▶ **Deine Aufgaben**:
1: Beantworte kurz diese Fragen zum Text über die Regierungsbildung in Thüringen:
(a) Auf wie viele Sitze kommt Rot-Rot-Grün?
(b) Mit welcher Partei hat die CDU einen Unvereinbarkeitsbeschluss?
(c) Unter wem stünde die Mitte-Koalition?
2: Fahre mit dem Text über die Regierungsbildung in Thüringen nach seinem letzten Satz fort.

▶ **Angezeigter Text**:
※

Und wir? In Deutschland? Thüringen?
Die Rechten lassen Grüßen! Ein netter Schachzug, jemanden eine Wahl wegen der AfD gewinnen zu lassen. Jetzt werden nur noch machtbesessene Politiker gesucht, ein Moment wo nicht aufgepasst wird und wir haben ein neues 1933!
Ich sehe das mit Sorge! Sehr großer Sorge.
Ein neues 33 oder wenigstens den historischen 05.02, den viele in den Raum stellen, sehe ich nicht. Es ist Reihe problematischer Umstände, die zu einer Kette von Entscheidungen geführt haben, die jetzt alle prinzipiell regierungsfähigen Parteien (also alle im Thüringer Landtag vertretenen Parteien außer der Flügel-AfD) vorgeführt haben. Ich persönlich sehe zwei Hauptprobleme, die Grundlage für die jetzige Situation sind. Sehen wir uns dazu erst mal die Sitzverteilung an.
- Rot-Rot-Grün, die vorige Regierungskoalition, kommt nur noch auf 42 Sitze. Damit wäre eine Fortführung der vorigen Koalition als Minderheitsregierung auf mindestens vier Unterstützer aus den anderen Parteien angewiesen, um Beschlüsse fassen zu können.
- Die Opposition besteht dann aus AfD, CDU und FDP. AfD ist Fundamentalopposition.
- Alle anderen Parteien weigern sich (zurecht), mit dieser AfD zu kooperieren.
- CDU hat einen Unvereinbarkeitsbeschluss mit der Linken. Die FDP hat das meines Wissens nicht, handelt aber de facto danach. Kombiniert mit dem vorigen Punkt sehen wir das große Problem: AfD und Linke kommen zusammen deutlich auf die absolute Mehrheit.
Wir haben also ein Problem: Es gibt keine Parteikombination, die auf Basis genannter teils ideologischer Ablehnungen eine Mehrheit hätte.
- Rot-Rot-Grün unter Ramelow: 42/46
- Mitte-Koalition unter Kemmerich: 39/46
Entweder müsste eine linkslastige Regierung von der CDU/FDP gestützt werden, was schmerzhaft und unwahrscheinlich ist, oder der kümmerliche Rest von Mitte-Parteien müsste von die Linke oder AfD unterstützt werden. Nur wäre eine CDU/FDP geführte Mitte-Koalition für die Linke, die selbst stärkste Kraft ist und den Ministerpräsidenten stellen wollte, auch schmerzhaft und unwahrscheinlich. Die AfD würde nur dann etwas unterstützen, wenn sie dadurch Schaden am politischen System anrichten kann, also auch keine Option.

※

▶ **Gegebene Angaben**:
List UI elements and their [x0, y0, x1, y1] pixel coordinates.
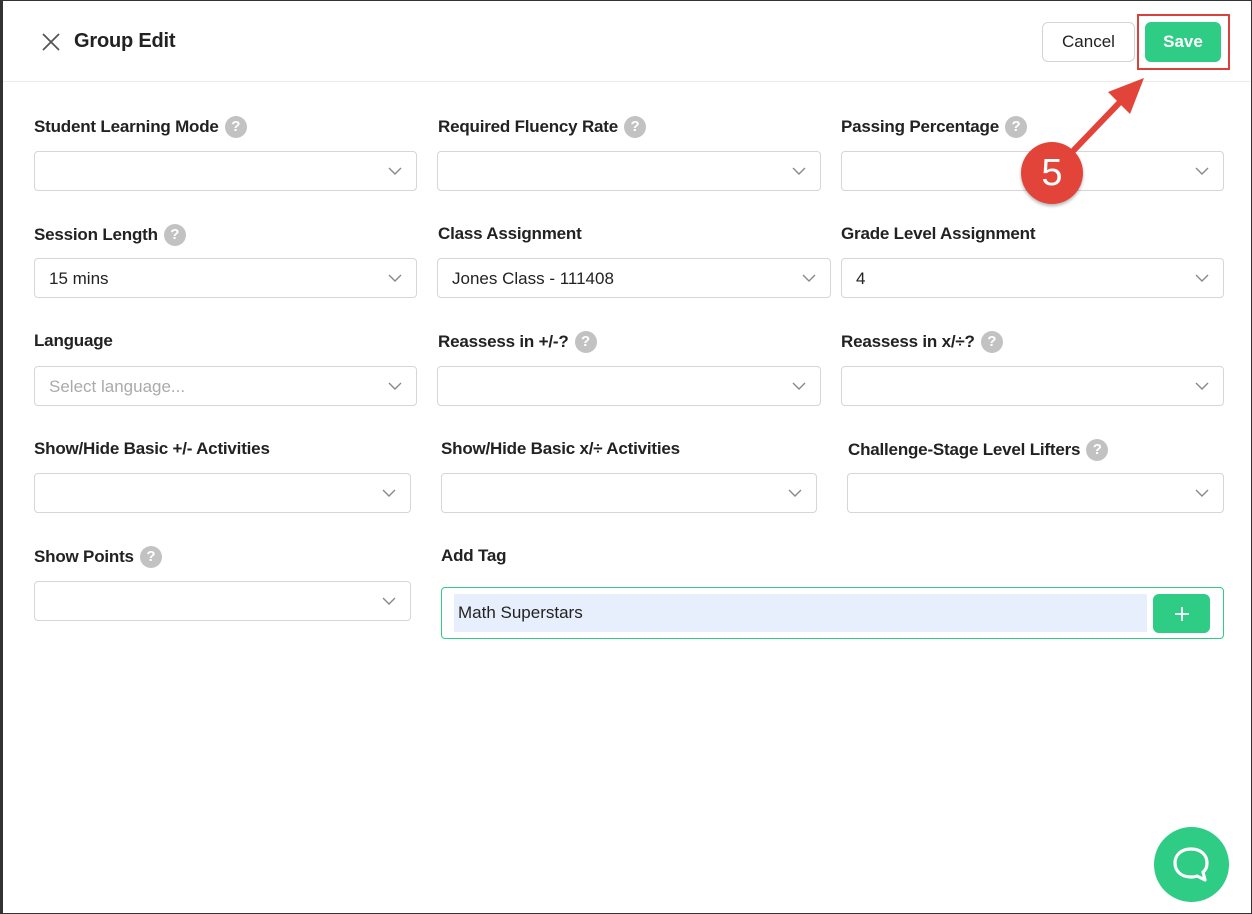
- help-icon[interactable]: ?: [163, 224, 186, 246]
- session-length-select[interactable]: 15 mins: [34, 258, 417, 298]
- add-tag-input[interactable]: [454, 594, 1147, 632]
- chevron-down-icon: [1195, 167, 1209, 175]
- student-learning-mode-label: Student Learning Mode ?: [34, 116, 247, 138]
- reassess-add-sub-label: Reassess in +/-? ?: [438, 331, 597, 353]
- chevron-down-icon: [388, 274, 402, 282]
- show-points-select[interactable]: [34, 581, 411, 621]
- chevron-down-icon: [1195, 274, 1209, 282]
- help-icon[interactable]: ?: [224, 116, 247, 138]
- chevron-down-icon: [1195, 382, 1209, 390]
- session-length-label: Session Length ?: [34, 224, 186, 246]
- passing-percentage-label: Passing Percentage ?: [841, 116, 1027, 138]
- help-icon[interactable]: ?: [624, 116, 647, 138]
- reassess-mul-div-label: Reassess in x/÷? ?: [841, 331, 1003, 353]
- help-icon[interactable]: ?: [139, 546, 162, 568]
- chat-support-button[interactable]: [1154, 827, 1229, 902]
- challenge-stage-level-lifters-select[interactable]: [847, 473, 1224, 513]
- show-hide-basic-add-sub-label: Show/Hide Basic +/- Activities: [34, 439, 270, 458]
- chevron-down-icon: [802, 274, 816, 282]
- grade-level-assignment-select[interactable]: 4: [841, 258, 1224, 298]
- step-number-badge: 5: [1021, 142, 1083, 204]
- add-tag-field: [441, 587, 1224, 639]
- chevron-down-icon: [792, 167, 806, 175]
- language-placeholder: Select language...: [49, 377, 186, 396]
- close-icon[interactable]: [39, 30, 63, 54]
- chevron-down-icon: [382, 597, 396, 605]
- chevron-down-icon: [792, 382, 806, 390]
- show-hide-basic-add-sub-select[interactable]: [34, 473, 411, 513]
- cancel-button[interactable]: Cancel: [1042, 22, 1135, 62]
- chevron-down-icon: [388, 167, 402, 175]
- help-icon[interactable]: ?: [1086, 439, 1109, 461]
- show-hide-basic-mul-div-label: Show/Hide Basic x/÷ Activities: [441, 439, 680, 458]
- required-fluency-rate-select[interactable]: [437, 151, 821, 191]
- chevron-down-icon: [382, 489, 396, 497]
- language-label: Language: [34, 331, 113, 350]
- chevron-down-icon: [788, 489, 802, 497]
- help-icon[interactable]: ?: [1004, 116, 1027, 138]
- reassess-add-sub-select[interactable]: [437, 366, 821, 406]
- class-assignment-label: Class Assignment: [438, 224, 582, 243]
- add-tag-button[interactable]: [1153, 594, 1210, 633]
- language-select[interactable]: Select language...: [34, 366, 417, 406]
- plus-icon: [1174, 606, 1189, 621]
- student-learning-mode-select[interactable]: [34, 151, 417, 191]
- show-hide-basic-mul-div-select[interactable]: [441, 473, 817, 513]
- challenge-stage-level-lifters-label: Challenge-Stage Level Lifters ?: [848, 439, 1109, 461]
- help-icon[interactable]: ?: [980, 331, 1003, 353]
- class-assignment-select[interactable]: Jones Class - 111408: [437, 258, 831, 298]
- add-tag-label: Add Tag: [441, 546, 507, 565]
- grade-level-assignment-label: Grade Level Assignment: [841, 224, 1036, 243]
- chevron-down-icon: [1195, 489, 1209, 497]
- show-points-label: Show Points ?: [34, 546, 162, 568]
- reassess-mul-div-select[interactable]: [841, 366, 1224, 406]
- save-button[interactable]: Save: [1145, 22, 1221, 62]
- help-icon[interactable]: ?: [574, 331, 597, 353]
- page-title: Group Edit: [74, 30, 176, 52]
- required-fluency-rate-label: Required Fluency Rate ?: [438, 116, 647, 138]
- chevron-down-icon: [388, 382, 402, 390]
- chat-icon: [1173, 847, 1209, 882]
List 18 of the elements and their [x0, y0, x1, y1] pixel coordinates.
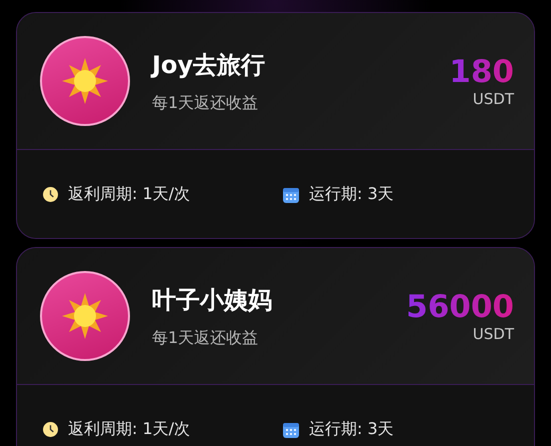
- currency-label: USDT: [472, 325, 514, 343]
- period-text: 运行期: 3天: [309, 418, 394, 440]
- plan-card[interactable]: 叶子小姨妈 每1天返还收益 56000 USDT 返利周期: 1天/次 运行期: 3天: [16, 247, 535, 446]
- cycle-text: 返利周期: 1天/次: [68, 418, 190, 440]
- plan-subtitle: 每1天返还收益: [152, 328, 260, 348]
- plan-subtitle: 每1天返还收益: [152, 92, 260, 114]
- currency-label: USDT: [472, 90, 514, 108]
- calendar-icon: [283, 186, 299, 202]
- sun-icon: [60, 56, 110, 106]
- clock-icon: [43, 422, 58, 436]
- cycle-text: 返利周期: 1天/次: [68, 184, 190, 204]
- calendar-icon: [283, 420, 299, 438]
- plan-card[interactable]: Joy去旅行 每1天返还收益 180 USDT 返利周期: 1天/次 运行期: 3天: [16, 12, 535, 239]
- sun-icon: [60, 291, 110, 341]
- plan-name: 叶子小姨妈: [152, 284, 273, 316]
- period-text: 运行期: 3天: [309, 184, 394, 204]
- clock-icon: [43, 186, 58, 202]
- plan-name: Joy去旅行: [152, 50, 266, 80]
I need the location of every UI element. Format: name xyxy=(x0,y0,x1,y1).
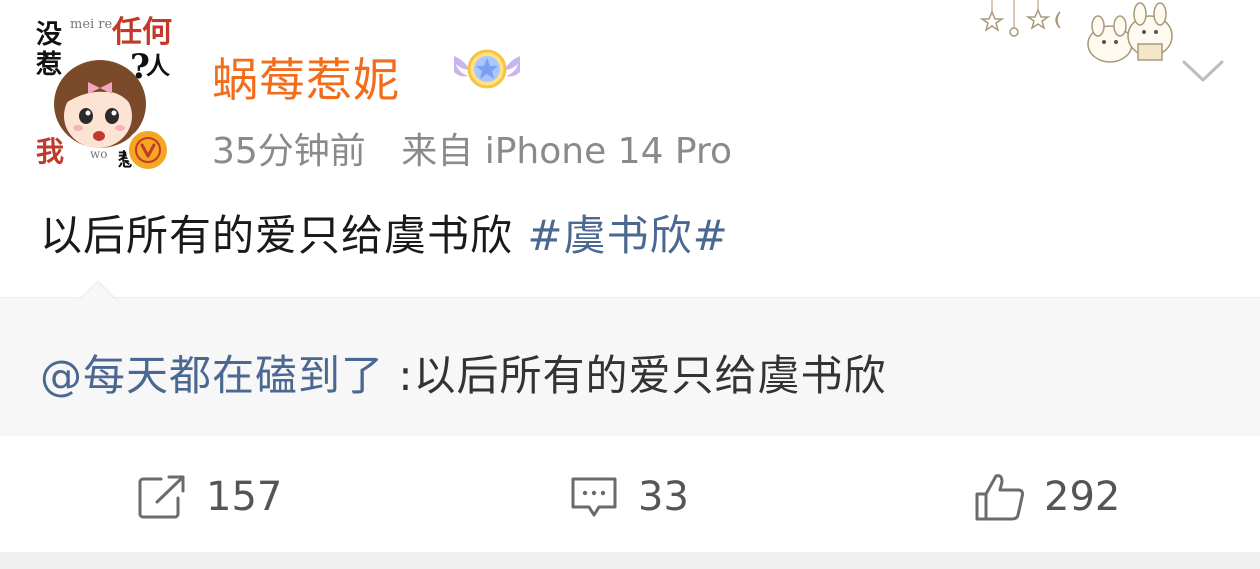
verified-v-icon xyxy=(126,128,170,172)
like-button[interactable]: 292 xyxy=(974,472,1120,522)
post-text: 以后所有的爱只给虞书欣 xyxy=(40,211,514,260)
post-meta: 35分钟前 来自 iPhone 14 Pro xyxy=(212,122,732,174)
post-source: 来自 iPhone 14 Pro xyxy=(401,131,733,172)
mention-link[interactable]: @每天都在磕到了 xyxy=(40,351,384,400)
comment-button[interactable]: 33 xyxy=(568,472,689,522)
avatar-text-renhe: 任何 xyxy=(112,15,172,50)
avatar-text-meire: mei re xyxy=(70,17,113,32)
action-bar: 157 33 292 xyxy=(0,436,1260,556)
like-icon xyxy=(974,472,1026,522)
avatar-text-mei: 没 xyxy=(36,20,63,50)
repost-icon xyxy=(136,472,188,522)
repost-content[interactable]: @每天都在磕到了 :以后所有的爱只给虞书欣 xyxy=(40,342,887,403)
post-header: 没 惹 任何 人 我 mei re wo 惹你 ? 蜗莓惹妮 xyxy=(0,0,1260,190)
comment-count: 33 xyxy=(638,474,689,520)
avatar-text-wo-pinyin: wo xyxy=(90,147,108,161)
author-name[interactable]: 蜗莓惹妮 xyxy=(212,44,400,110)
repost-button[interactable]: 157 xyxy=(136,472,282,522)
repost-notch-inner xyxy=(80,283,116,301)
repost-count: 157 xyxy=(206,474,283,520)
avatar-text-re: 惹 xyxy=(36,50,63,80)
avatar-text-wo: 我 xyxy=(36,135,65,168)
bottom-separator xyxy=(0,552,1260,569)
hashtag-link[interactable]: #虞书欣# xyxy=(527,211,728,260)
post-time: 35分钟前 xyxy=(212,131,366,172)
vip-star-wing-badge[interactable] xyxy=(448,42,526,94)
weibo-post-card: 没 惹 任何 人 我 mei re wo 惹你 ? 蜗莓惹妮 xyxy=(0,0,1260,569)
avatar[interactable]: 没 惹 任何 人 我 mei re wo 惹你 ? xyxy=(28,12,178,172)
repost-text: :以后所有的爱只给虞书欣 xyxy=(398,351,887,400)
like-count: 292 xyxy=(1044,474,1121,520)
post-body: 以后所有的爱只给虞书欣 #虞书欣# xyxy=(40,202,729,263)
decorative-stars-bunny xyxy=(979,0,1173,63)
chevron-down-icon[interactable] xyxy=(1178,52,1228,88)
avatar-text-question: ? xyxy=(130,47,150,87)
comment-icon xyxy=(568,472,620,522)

※

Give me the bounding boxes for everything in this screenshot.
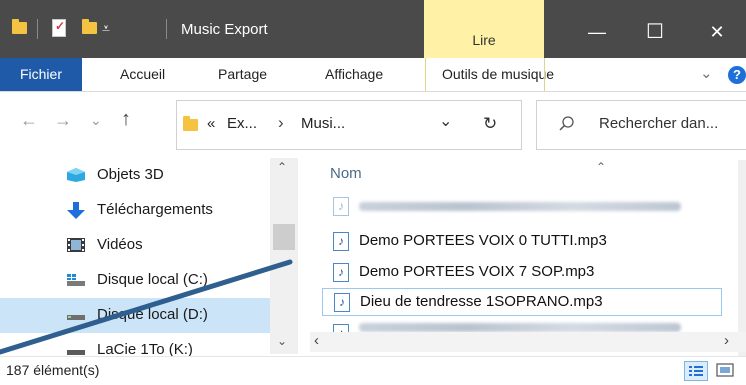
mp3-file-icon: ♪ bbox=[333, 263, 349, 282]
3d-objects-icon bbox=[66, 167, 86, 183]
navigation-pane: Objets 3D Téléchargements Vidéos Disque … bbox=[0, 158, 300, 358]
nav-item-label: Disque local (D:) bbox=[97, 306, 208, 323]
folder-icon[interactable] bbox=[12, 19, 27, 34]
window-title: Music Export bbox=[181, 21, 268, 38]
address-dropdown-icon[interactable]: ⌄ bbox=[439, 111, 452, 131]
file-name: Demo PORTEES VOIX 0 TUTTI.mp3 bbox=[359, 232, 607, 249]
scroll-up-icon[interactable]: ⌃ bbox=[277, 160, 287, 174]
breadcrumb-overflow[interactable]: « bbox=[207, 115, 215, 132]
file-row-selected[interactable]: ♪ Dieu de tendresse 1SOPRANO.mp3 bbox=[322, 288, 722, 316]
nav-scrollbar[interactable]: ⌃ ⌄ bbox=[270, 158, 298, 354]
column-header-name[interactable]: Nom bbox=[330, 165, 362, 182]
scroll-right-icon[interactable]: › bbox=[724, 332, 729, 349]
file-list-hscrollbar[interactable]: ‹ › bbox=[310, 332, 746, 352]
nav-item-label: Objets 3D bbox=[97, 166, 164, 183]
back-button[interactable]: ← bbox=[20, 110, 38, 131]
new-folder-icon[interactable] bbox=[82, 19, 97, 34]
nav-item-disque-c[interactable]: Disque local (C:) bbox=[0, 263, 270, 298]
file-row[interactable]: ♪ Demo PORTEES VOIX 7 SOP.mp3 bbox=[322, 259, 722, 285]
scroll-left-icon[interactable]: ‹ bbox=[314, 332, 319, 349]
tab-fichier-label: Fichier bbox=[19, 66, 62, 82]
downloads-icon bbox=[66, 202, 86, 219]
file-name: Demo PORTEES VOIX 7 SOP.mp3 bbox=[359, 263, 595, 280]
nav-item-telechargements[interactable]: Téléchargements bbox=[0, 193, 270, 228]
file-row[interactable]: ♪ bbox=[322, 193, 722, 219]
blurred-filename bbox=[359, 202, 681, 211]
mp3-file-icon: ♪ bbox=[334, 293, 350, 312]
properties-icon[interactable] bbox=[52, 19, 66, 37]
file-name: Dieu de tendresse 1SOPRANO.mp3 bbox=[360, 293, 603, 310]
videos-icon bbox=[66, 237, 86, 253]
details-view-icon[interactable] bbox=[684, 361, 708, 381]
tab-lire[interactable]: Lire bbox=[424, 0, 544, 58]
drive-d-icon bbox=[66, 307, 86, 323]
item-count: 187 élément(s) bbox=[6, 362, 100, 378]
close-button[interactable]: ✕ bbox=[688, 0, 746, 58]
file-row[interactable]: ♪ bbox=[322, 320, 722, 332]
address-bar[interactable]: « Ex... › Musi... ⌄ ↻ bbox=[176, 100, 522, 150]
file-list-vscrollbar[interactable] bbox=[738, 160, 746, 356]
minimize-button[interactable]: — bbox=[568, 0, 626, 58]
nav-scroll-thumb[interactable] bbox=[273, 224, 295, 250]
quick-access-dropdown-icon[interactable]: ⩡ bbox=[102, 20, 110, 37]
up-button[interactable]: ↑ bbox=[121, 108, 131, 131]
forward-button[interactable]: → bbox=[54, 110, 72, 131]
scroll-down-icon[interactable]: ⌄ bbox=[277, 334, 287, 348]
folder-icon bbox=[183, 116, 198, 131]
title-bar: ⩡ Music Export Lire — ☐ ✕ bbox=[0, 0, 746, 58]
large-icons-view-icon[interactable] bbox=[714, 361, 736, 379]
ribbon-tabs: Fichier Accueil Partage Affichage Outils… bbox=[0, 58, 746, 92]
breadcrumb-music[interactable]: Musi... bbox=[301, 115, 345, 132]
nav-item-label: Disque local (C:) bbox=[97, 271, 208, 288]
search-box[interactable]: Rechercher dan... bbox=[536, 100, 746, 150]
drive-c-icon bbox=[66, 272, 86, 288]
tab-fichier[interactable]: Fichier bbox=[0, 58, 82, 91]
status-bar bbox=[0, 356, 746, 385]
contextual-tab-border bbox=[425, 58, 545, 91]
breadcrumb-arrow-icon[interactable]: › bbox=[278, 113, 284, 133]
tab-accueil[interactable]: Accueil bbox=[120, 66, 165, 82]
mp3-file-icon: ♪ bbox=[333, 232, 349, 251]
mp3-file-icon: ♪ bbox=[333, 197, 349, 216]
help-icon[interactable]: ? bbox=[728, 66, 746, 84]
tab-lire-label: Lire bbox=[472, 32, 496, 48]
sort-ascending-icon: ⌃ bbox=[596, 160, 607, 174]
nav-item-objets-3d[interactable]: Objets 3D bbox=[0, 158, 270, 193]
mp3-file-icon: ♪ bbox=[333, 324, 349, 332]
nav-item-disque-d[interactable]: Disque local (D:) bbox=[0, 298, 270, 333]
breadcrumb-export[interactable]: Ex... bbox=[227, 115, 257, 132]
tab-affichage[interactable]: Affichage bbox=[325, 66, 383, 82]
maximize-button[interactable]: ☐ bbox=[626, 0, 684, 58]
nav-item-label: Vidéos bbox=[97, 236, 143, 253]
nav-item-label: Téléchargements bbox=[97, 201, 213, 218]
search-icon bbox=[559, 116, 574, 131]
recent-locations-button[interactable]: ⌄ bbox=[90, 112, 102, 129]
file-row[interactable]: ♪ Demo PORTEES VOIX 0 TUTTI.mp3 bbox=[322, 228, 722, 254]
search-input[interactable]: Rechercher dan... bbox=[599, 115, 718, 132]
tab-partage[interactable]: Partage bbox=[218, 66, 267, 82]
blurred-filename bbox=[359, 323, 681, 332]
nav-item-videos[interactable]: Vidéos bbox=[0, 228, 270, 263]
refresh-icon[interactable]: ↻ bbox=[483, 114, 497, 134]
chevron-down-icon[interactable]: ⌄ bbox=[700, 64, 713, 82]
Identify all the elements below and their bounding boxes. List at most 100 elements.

※

▶ **Antworten**:
1:
(a) 42 Sitze
(b) Mit der Linken
(c) Unter Kemmerich

2:
Daher möchte ich eine für sich gesehen überaus problematische Aussage treffen: Der
Hauptschuldige an der jetzigen Situation ist der
thüringer Wähler. Jede Stimme, die an die AfD geht, macht die Bildung einer Regierung schwierig. Aufgrund jahrzehntealter Scheuklappen vonseiten CDU/FDP gegenüber der Linken würde ich üblicherweise auch sagen, dass man dasselbe über Stimmen für die Linke sagen sollte, allerdings möchte ich mich hierin auf den Reichstag beschränken. Besonders problematische Positionen der Linken, zum Beispiel zur NATO, die eine Regierungsbildung mit der Linken im Bund verunmöglichen, fallen auf Landesebene weg. Im Fall von Thüringen möchte ich eine weitere Einschränkung geltend machen: Man sagt (und ich selbst weiß es nicht, da ich nicht in die Materie eingearbeitet bin), die Thüringer Linke unter Ramelow ist gemäßigt und man sieht, dass nach fünf Jahren Rot-Rot-Grün das Land auch nicht in Flammen steht. Im Gegenteil, die Bevölkerung scheint recht zufrieden mit ihm und es gibt sogar in CDU/FDP hohe Zustimmungswerte für ihn.
Was wäre meiner Meinung die ideale Lösung gewesen bei diesen Wahlergebnissen? Ich denke, die von Mohring vorgeschlagene
CDU-Linke-Projektregierung wäre eine gute Lösung gewesen, dazwischen dann das eine oder andere Rot-Rot-Grüne Projekt, für das man Zustimmung mithilfe Schwarz-Roter Projekte erfeilscht, dann vorgezogene Neuwahlen. Nur...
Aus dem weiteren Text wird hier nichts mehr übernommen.